■ **REQUIREMENT**:
Each line that holds the word "details" counts once. Give the total number of such lines and nothing else.

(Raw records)
'''

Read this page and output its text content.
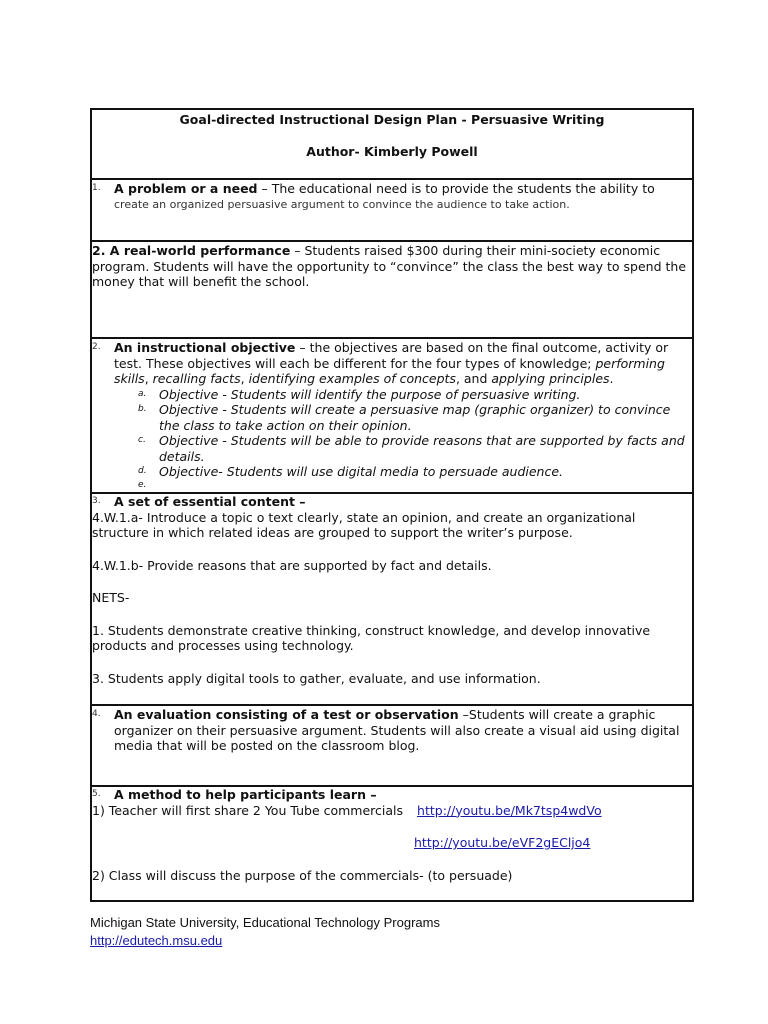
Goal-directed Instructional Design Plan - Persuasive Writing
Author- Kimberly Powell
1.	A problem or a need – The educational need is to provide the students the ability to
create an organized persuasive argument to convince the audience to take action.
2. A real-world performance – Students raised $300 during their mini-society economic
program. Students will have the opportunity to “convince” the class the best way to spend the
money that will benefit the school.
2.	An instructional objective – the objectives are based on the final outcome, activity or
test. These objectives will each be different for the four types of knowledge; performing
skills, recalling facts, identifying examples of concepts, and applying principles.
a. Objective - Students will identify the purpose of persuasive writing.
b. Objective - Students will create a persuasive map (graphic organizer) to convince
the class to take action on their opinion.
c. Objective - Students will be able to provide reasons that are supported by facts and
details.
d. Objective- Students will use digital media to persuade audience.
e.
3.	A set of essential content –
4.W.1.a- Introduce a topic o text clearly, state an opinion, and create an organizational
structure in which related ideas are grouped to support the writer’s purpose.
4.W.1.b- Provide reasons that are supported by fact and details.
NETS-
1. Students demonstrate creative thinking, construct knowledge, and develop innovative
products and processes using technology.
3. Students apply digital tools to gather, evaluate, and use information.
4.	An evaluation consisting of a test or observation –Students will create a graphic
organizer on their persuasive argument. Students will also create a visual aid using digital
media that will be posted on the classroom blog.
5.	A method to help participants learn –
1) Teacher will first share 2 You Tube commercials http://youtu.be/Mk7tsp4wdVo
http://youtu.be/eVF2gECljo4
2) Class will discuss the purpose of the commercials- (to persuade)
Michigan State University, Educational Technology Programs
http://edutech.msu.edu
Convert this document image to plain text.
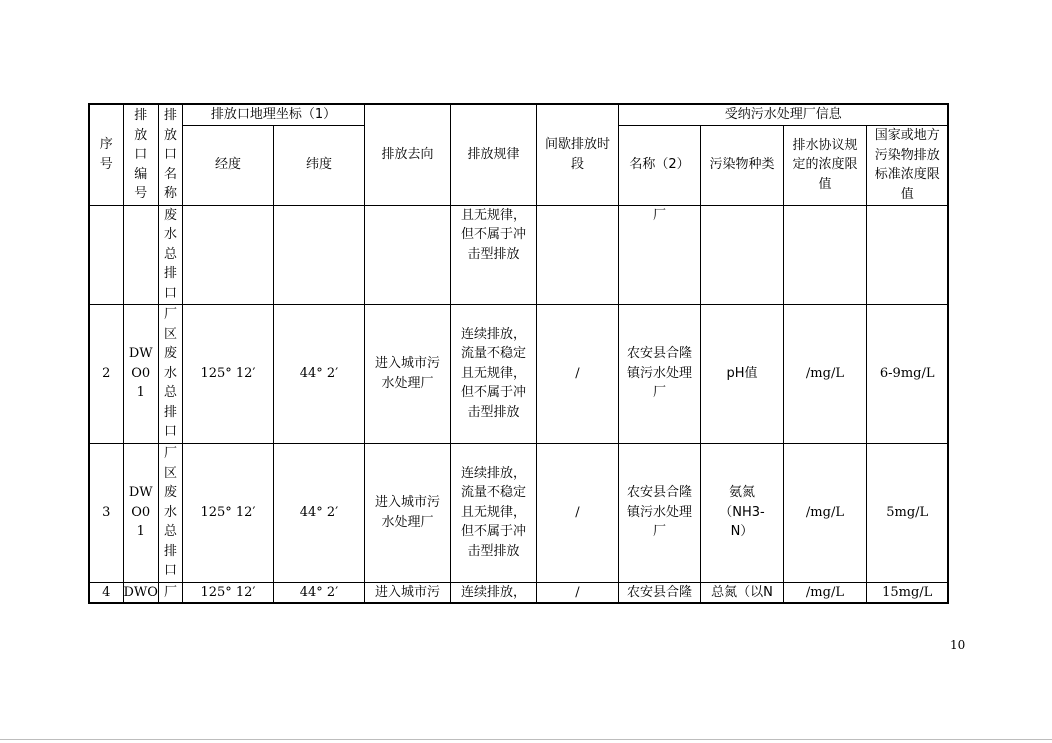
序号	排放口编号	排放口名称	排放口地理坐标（1）		排放去向	排放规律	间歇排放时段	受纳污水处理厂信息			
			经度	纬度				名称（2）	污染物种类	排水协议规定的浓度限值	国家或地方污染物排放标准浓度限值

		废水总排口				且无规律，但不属于冲击型排放		厂			
2	DWO01	厂区废水总排口	125° 12′	44° 2′	进入城市污水处理厂	连续排放，流量不稳定且无规律，但不属于冲击型排放	/	农安县合隆镇污水处理厂	pH值	/mg/L	6-9mg/L
3	DWO01	厂区废水总排口	125° 12′	44° 2′	进入城市污水处理厂	连续排放，流量不稳定且无规律，但不属于冲击型排放	/	农安县合隆镇污水处理厂	氨氮（NH3-N）	/mg/L	5mg/L
4	DWO	厂	125° 12′	44° 2′	进入城市污	连续排放，	/	农安县合隆	总氮（以N	/mg/L	15mg/L
10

'''

■ **OUTPUT BELOW**:
2